> Stored records:
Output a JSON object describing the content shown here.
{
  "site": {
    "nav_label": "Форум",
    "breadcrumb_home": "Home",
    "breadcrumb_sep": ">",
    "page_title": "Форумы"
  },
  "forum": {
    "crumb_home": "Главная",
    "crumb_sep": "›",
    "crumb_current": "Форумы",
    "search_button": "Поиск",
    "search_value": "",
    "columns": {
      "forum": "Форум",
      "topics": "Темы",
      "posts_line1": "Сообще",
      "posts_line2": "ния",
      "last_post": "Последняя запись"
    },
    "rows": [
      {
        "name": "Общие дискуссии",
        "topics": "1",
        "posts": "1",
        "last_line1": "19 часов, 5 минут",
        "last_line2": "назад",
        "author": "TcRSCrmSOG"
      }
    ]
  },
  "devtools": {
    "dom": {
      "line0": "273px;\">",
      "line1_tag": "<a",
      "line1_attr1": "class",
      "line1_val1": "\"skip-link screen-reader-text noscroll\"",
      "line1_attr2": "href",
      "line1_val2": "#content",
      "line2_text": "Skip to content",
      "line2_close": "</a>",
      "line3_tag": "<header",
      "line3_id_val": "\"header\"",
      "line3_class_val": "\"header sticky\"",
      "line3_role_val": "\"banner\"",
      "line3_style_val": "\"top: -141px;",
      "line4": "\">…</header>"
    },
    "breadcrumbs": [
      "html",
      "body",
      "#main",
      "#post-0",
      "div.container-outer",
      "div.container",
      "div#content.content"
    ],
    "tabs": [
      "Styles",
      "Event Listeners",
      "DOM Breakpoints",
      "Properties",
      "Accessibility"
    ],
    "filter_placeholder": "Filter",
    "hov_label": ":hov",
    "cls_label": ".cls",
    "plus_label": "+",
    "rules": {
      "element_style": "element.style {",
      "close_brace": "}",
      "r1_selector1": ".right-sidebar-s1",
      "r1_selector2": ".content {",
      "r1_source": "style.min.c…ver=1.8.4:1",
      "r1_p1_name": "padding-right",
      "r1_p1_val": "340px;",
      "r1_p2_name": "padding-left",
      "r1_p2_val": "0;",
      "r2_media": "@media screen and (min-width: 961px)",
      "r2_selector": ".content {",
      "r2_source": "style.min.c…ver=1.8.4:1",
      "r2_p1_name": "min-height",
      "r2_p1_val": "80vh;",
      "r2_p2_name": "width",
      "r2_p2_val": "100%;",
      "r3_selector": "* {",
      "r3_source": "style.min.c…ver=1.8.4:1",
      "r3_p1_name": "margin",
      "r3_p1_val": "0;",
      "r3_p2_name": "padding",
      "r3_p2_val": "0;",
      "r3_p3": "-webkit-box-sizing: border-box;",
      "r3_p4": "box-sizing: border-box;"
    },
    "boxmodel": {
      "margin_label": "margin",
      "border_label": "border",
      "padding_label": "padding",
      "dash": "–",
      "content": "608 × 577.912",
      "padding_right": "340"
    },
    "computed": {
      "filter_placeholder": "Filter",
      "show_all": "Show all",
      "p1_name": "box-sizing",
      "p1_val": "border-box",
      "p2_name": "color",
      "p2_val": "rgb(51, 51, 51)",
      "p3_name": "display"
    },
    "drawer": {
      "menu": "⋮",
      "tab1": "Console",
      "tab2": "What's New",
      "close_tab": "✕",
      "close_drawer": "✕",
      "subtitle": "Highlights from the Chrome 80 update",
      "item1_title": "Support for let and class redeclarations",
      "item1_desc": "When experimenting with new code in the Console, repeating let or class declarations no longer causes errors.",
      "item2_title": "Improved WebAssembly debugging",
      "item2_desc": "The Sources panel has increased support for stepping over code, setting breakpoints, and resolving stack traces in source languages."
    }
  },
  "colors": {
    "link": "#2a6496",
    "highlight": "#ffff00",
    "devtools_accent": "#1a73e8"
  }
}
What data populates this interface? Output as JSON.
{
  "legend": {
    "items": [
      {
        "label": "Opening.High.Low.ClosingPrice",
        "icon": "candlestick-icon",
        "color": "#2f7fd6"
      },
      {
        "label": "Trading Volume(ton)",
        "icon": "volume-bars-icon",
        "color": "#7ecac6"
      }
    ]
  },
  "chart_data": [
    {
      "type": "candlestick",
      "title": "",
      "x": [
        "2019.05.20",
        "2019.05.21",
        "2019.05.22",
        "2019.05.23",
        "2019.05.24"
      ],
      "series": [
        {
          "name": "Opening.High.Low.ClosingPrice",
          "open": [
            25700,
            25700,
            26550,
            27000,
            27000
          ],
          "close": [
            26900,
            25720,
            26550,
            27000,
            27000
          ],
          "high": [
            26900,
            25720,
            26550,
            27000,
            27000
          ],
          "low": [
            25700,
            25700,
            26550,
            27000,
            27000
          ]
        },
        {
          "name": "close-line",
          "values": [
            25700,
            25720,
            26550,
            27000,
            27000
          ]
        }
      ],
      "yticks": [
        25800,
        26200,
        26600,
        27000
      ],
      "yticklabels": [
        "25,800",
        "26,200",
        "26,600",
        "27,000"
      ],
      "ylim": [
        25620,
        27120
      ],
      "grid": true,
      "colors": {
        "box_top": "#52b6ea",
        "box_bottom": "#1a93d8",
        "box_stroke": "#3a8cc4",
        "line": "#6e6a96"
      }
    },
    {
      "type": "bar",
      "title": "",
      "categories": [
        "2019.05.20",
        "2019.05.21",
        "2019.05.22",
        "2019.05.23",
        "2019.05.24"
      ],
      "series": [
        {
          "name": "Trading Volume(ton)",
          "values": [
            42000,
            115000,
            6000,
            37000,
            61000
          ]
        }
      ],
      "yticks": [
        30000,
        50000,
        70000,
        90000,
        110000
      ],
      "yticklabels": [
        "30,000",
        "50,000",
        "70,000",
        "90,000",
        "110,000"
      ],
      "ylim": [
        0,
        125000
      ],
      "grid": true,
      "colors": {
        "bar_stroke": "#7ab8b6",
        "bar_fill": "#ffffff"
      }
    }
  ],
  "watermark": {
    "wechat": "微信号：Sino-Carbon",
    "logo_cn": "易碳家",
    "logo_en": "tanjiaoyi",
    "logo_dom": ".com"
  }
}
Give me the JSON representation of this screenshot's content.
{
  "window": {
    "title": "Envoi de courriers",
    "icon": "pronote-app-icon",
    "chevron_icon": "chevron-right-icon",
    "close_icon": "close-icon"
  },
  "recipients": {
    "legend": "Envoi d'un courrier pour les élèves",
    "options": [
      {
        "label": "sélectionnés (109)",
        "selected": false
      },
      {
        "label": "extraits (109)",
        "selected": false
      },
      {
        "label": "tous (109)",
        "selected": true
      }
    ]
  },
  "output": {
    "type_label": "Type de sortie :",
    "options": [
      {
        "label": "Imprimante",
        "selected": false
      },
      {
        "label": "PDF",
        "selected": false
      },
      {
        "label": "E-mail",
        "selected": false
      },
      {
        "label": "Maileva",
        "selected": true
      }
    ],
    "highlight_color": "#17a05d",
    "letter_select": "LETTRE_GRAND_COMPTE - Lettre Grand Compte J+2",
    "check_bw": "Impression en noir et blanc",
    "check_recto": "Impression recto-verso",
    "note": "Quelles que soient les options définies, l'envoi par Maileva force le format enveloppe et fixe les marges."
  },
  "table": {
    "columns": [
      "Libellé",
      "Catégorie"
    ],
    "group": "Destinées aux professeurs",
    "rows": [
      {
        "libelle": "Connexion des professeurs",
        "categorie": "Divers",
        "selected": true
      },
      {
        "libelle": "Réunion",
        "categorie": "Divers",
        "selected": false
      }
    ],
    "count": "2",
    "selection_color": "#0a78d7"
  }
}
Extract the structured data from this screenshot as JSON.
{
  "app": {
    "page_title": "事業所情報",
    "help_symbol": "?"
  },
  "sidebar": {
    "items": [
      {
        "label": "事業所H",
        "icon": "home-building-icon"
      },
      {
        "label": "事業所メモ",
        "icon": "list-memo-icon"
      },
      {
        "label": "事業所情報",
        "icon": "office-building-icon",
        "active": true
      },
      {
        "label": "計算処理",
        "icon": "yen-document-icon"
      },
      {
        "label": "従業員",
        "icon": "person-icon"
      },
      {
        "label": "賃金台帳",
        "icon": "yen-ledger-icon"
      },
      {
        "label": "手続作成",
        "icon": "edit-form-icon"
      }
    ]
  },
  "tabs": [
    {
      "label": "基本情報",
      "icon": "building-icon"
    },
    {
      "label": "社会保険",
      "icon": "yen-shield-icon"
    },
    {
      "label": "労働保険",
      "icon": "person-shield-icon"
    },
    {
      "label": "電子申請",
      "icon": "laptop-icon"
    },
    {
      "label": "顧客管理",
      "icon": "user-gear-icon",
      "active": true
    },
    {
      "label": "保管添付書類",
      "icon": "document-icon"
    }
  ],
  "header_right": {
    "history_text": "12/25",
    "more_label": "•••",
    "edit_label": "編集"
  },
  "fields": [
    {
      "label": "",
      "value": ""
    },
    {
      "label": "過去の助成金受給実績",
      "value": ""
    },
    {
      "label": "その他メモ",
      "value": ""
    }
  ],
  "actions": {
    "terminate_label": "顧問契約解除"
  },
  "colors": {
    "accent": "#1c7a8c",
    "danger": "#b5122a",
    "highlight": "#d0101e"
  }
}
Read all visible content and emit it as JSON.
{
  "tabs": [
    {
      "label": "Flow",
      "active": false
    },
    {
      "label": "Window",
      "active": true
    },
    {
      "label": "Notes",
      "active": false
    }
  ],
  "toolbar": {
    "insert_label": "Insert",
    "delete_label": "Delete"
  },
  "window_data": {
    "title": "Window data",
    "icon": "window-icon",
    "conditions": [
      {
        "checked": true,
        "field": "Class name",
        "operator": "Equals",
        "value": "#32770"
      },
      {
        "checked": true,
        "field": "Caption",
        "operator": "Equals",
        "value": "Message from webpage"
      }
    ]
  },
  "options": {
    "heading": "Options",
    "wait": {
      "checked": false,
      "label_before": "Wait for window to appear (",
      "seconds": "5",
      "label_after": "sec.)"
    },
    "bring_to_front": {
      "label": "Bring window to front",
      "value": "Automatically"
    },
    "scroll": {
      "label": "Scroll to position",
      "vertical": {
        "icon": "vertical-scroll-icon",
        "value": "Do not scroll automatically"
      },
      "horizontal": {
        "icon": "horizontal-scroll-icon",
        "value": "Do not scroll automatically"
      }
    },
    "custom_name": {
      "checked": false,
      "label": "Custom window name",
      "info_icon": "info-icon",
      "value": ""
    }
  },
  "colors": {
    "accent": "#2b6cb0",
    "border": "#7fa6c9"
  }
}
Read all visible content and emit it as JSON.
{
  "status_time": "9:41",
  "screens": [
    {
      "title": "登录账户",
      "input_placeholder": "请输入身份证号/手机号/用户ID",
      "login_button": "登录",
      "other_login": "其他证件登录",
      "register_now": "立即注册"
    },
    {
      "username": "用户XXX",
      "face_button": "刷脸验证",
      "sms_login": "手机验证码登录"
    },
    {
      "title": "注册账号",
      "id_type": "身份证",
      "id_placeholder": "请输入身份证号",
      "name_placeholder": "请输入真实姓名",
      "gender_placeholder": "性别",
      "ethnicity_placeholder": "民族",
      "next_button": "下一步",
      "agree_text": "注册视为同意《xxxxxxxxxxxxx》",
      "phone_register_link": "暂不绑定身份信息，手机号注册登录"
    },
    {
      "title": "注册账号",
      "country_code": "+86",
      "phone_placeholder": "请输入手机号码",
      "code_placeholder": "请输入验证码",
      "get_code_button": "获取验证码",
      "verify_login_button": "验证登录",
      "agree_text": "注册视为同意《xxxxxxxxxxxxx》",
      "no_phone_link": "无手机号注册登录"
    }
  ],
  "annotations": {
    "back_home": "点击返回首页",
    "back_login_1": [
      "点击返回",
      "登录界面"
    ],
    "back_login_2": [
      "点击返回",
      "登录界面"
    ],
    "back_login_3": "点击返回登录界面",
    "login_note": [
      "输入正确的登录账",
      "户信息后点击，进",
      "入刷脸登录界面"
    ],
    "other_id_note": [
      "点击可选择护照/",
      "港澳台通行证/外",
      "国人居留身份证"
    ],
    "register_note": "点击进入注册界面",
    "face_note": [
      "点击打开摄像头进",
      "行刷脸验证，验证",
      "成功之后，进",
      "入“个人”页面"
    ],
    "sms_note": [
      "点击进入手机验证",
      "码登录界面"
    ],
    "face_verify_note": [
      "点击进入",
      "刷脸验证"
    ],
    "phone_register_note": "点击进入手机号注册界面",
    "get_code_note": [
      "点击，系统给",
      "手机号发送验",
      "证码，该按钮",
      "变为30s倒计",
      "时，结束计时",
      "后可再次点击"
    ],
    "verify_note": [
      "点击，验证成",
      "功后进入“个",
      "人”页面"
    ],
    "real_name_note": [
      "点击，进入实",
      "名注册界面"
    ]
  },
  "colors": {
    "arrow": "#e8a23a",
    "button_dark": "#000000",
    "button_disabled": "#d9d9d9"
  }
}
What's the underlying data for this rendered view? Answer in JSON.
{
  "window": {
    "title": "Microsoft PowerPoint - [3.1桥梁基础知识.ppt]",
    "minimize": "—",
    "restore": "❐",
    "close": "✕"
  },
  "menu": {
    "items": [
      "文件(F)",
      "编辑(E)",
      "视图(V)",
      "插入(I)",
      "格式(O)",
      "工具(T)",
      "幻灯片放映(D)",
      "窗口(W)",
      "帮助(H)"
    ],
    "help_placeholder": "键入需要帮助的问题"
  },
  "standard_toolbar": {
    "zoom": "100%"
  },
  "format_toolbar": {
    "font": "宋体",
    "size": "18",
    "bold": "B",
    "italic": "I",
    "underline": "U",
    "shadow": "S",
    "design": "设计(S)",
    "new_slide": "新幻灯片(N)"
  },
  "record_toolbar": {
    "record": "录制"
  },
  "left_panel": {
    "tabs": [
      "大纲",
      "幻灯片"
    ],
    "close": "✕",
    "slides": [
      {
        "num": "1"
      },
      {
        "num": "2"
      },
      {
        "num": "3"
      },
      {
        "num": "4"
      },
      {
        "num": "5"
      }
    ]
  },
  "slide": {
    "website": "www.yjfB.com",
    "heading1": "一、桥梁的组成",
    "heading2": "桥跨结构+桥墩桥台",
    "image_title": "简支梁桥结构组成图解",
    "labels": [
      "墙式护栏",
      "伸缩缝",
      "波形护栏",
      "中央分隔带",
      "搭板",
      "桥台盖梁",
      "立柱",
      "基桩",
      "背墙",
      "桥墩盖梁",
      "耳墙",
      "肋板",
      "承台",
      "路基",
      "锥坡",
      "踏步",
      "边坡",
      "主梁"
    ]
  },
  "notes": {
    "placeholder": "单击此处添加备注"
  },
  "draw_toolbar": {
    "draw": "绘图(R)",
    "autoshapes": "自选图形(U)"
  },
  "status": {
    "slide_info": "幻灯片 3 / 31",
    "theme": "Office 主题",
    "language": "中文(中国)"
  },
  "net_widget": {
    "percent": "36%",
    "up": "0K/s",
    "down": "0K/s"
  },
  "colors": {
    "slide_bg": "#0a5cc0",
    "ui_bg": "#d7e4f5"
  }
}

> Exercise directions: Scan the lines for the string "JSON". Copy out each line that matches.

> Result of this exercise:
Output a JSON object describing the content shown here.
What data populates this interface? Output as JSON.
Give me the JSON representation of this screenshot's content.
Extract the structured data from this screenshot as JSON.
Read all visible content and emit it as JSON.
Read all visible content and emit it as JSON.
What's the underlying data for this rendered view? Answer in JSON.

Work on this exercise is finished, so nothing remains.